» JOB
Each line that holds the word "page" should be returned.

» GIVEN RECORDS
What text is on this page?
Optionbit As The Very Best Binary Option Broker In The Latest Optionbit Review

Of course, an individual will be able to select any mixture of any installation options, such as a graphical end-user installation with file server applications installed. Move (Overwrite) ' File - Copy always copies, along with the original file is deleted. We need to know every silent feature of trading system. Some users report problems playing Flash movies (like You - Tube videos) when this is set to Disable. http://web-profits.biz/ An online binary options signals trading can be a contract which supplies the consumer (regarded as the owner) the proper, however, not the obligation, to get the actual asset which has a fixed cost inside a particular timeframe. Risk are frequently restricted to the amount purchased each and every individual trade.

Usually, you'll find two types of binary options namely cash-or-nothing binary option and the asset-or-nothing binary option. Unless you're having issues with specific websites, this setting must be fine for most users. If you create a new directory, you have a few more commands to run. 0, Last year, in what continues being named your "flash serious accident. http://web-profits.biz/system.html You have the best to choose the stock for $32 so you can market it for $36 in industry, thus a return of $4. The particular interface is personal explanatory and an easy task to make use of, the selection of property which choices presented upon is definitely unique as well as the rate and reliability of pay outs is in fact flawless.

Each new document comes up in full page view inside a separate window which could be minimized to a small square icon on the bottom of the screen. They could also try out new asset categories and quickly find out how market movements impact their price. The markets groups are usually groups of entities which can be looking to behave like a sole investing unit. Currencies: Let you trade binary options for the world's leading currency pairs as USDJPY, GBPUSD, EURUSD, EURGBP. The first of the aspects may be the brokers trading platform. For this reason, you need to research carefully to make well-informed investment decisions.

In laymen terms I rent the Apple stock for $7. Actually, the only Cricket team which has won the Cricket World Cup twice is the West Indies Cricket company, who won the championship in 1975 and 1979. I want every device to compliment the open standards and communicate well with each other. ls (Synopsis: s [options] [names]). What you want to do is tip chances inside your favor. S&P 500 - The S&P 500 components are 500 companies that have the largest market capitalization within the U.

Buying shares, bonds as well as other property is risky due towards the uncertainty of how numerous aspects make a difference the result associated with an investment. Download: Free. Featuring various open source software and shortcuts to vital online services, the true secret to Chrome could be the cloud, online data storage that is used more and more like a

» WRITTEN RESPONSE
What text is on this page?
Each new document comes up in full page view inside a separate window which could be minimized to a small square icon on the bottom of the screen. They could also try out new asset categories and quickly find out how market movements impact their price. The markets groups are usually groups of entities which can be looking to behave like a sole investing unit. Currencies: Let you trade binary options for the world's leading currency pairs as USDJPY, GBPUSD, EURUSD, EURGBP. The first of the aspects may be the brokers trading platform. For this reason, you need to research carefully to make well-informed investment decisions.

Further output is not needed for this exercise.